- THE REQUEST:
Print the listing below in its entirety, character for character.

--

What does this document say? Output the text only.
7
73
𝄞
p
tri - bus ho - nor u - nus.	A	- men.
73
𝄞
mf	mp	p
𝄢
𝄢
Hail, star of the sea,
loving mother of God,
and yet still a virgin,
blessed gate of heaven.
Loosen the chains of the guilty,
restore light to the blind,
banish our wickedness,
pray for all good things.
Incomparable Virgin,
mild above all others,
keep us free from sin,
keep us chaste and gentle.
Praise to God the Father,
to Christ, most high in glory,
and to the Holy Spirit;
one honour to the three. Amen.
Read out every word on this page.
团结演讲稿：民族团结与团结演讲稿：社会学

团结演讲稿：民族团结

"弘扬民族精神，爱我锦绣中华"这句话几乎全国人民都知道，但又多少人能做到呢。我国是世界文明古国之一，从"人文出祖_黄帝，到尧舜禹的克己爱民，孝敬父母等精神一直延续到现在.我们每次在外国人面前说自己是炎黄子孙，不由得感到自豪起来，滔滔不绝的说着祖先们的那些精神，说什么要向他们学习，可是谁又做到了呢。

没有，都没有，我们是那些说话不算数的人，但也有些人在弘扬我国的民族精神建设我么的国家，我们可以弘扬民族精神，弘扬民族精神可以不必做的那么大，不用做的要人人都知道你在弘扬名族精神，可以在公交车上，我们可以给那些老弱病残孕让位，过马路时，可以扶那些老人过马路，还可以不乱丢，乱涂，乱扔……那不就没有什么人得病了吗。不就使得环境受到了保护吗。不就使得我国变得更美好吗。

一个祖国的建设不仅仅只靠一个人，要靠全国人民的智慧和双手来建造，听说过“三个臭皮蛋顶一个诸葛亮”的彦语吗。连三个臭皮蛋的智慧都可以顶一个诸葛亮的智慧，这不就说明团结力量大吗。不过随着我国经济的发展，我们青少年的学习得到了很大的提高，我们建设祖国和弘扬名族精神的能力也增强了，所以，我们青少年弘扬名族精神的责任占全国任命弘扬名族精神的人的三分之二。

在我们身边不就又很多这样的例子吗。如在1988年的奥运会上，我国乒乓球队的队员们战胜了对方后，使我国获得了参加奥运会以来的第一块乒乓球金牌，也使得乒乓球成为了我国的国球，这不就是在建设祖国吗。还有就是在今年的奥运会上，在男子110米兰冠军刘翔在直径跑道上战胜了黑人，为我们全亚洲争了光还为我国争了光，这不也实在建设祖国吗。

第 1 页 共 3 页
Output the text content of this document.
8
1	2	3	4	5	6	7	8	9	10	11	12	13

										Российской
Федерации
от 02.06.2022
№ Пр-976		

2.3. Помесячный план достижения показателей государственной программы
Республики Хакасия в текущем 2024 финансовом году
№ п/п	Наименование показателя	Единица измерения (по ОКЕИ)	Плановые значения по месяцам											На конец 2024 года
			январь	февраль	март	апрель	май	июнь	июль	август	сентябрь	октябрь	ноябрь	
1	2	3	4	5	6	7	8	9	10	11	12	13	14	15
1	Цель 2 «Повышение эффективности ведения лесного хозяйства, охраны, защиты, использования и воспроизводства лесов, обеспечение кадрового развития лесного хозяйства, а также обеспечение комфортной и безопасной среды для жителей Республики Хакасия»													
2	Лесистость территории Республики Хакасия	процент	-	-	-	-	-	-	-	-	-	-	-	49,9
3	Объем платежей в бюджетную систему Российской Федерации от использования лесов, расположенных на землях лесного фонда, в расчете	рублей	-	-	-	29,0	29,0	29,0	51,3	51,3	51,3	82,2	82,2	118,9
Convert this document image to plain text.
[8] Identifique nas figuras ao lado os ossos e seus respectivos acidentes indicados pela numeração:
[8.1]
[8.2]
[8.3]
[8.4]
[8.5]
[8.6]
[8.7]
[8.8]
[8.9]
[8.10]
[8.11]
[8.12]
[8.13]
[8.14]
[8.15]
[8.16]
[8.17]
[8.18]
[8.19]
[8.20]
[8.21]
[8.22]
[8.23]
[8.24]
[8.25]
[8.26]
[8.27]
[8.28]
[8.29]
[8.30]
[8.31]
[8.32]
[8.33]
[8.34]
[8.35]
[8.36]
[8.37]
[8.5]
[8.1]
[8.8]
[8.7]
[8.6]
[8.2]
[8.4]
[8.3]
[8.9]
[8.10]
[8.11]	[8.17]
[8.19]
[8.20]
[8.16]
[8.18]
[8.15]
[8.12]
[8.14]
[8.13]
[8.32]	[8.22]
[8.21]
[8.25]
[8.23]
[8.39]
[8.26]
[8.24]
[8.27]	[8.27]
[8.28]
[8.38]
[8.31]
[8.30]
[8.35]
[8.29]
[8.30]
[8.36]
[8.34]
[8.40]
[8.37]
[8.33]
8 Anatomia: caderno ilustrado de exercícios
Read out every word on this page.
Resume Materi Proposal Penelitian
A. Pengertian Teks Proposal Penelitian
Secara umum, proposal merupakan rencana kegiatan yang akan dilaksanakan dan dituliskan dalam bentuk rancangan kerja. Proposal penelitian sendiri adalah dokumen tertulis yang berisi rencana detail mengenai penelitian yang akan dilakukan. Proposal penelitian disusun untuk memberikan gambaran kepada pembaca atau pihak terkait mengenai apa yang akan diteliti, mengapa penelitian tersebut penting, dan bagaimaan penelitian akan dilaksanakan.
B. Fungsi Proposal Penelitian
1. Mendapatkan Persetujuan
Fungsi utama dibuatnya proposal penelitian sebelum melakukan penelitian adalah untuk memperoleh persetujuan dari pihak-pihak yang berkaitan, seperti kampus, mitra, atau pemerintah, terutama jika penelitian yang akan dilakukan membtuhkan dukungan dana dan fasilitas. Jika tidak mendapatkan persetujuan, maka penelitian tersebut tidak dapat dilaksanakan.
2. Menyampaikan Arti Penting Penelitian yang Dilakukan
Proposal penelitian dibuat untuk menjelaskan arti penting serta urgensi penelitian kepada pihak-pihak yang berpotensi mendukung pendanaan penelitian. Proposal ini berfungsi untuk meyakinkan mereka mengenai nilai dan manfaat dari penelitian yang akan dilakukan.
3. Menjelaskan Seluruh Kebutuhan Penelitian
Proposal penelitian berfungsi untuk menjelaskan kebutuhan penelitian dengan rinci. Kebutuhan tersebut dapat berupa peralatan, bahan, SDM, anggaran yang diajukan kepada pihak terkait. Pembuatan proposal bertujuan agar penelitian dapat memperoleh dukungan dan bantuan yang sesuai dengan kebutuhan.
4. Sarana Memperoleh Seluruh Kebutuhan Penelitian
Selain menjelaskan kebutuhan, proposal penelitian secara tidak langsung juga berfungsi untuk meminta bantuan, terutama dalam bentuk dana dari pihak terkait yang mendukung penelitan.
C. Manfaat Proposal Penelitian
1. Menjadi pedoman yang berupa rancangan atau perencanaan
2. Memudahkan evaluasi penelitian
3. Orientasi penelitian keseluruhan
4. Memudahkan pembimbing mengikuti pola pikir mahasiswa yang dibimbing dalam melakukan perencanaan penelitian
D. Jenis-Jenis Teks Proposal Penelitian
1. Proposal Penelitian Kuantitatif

--

- TASK SOLUTION:
What does this document say? Output the text only.
7
73
𝄞
p
tri - bus ho - nor u - nus.	A	- men.
73
𝄞
mf	mp	p
𝄢
𝄢
Hail, star of the sea,
loving mother of God,
and yet still a virgin,
blessed gate of heaven.
Loosen the chains of the guilty,
restore light to the blind,
banish our wickedness,
pray for all good things.
Incomparable Virgin,
mild above all others,
keep us free from sin,
keep us chaste and gentle.
Praise to God the Father,
to Christ, most high in glory,
and to the Holy Spirit;
one honour to the three. Amen.
Read out every word on this page.
团结演讲稿：民族团结与团结演讲稿：社会学

团结演讲稿：民族团结

"弘扬民族精神，爱我锦绣中华"这句话几乎全国人民都知道，但又多少人能做到呢。我国是世界文明古国之一，从"人文出祖_黄帝，到尧舜禹的克己爱民，孝敬父母等精神一直延续到现在.我们每次在外国人面前说自己是炎黄子孙，不由得感到自豪起来，滔滔不绝的说着祖先们的那些精神，说什么要向他们学习，可是谁又做到了呢。

没有，都没有，我们是那些说话不算数的人，但也有些人在弘扬我国的民族精神建设我么的国家，我们可以弘扬民族精神，弘扬民族精神可以不必做的那么大，不用做的要人人都知道你在弘扬名族精神，可以在公交车上，我们可以给那些老弱病残孕让位，过马路时，可以扶那些老人过马路，还可以不乱丢，乱涂，乱扔……那不就没有什么人得病了吗。不就使得环境受到了保护吗。不就使得我国变得更美好吗。

一个祖国的建设不仅仅只靠一个人，要靠全国人民的智慧和双手来建造，听说过“三个臭皮蛋顶一个诸葛亮”的彦语吗。连三个臭皮蛋的智慧都可以顶一个诸葛亮的智慧，这不就说明团结力量大吗。不过随着我国经济的发展，我们青少年的学习得到了很大的提高，我们建设祖国和弘扬名族精神的能力也增强了，所以，我们青少年弘扬名族精神的责任占全国任命弘扬名族精神的人的三分之二。

在我们身边不就又很多这样的例子吗。如在1988年的奥运会上，我国乒乓球队的队员们战胜了对方后，使我国获得了参加奥运会以来的第一块乒乓球金牌，也使得乒乓球成为了我国的国球，这不就是在建设祖国吗。还有就是在今年的奥运会上，在男子110米兰冠军刘翔在直径跑道上战胜了黑人，为我们全亚洲争了光还为我国争了光，这不也实在建设祖国吗。

第 1 页 共 3 页
Output the text content of this document.
8
1	2	3	4	5	6	7	8	9	10	11	12	13

										Российской
Федерации
от 02.06.2022
№ Пр-976		

2.3. Помесячный план достижения показателей государственной программы
Республики Хакасия в текущем 2024 финансовом году
№ п/п	Наименование показателя	Единица измерения (по ОКЕИ)	Плановые значения по месяцам											На конец 2024 года
			январь	февраль	март	апрель	май	июнь	июль	август	сентябрь	октябрь	ноябрь	
1	2	3	4	5	6	7	8	9	10	11	12	13	14	15
1	Цель 2 «Повышение эффективности ведения лесного хозяйства, охраны, защиты, использования и воспроизводства лесов, обеспечение кадрового развития лесного хозяйства, а также обеспечение комфортной и безопасной среды для жителей Республики Хакасия»													
2	Лесистость территории Республики Хакасия	процент	-	-	-	-	-	-	-	-	-	-	-	49,9
3	Объем платежей в бюджетную систему Российской Федерации от использования лесов, расположенных на землях лесного фонда, в расчете	рублей	-	-	-	29,0	29,0	29,0	51,3	51,3	51,3	82,2	82,2	118,9
Convert this document image to plain text.
[8] Identifique nas figuras ao lado os ossos e seus respectivos acidentes indicados pela numeração:
[8.1]
[8.2]
[8.3]
[8.4]
[8.5]
[8.6]
[8.7]
[8.8]
[8.9]
[8.10]
[8.11]
[8.12]
[8.13]
[8.14]
[8.15]
[8.16]
[8.17]
[8.18]
[8.19]
[8.20]
[8.21]
[8.22]
[8.23]
[8.24]
[8.25]
[8.26]
[8.27]
[8.28]
[8.29]
[8.30]
[8.31]
[8.32]
[8.33]
[8.34]
[8.35]
[8.36]
[8.37]
[8.5]
[8.1]
[8.8]
[8.7]
[8.6]
[8.2]
[8.4]
[8.3]
[8.9]
[8.10]
[8.11]	[8.17]
[8.19]
[8.20]
[8.16]
[8.18]
[8.15]
[8.12]
[8.14]
[8.13]
[8.32]	[8.22]
[8.21]
[8.25]
[8.23]
[8.39]
[8.26]
[8.24]
[8.27]	[8.27]
[8.28]
[8.38]
[8.31]
[8.30]
[8.35]
[8.29]
[8.30]
[8.36]
[8.34]
[8.40]
[8.37]
[8.33]
8 Anatomia: caderno ilustrado de exercícios
Read out every word on this page.
Resume Materi Proposal Penelitian
A. Pengertian Teks Proposal Penelitian
Secara umum, proposal merupakan rencana kegiatan yang akan dilaksanakan dan dituliskan dalam bentuk rancangan kerja. Proposal penelitian sendiri adalah dokumen tertulis yang berisi rencana detail mengenai penelitian yang akan dilakukan. Proposal penelitian disusun untuk memberikan gambaran kepada pembaca atau pihak terkait mengenai apa yang akan diteliti, mengapa penelitian tersebut penting, dan bagaimaan penelitian akan dilaksanakan.
B. Fungsi Proposal Penelitian
1. Mendapatkan Persetujuan
Fungsi utama dibuatnya proposal penelitian sebelum melakukan penelitian adalah untuk memperoleh persetujuan dari pihak-pihak yang berkaitan, seperti kampus, mitra, atau pemerintah, terutama jika penelitian yang akan dilakukan membtuhkan dukungan dana dan fasilitas. Jika tidak mendapatkan persetujuan, maka penelitian tersebut tidak dapat dilaksanakan.
2. Menyampaikan Arti Penting Penelitian yang Dilakukan
Proposal penelitian dibuat untuk menjelaskan arti penting serta urgensi penelitian kepada pihak-pihak yang berpotensi mendukung pendanaan penelitian. Proposal ini berfungsi untuk meyakinkan mereka mengenai nilai dan manfaat dari penelitian yang akan dilakukan.
3. Menjelaskan Seluruh Kebutuhan Penelitian
Proposal penelitian berfungsi untuk menjelaskan kebutuhan penelitian dengan rinci. Kebutuhan tersebut dapat berupa peralatan, bahan, SDM, anggaran yang diajukan kepada pihak terkait. Pembuatan proposal bertujuan agar penelitian dapat memperoleh dukungan dan bantuan yang sesuai dengan kebutuhan.
4. Sarana Memperoleh Seluruh Kebutuhan Penelitian
Selain menjelaskan kebutuhan, proposal penelitian secara tidak langsung juga berfungsi untuk meminta bantuan, terutama dalam bentuk dana dari pihak terkait yang mendukung penelitan.
C. Manfaat Proposal Penelitian
1. Menjadi pedoman yang berupa rancangan atau perencanaan
2. Memudahkan evaluasi penelitian
3. Orientasi penelitian keseluruhan
4. Memudahkan pembimbing mengikuti pola pikir mahasiswa yang dibimbing dalam melakukan perencanaan penelitian
D. Jenis-Jenis Teks Proposal Penelitian
1. Proposal Penelitian Kuantitatif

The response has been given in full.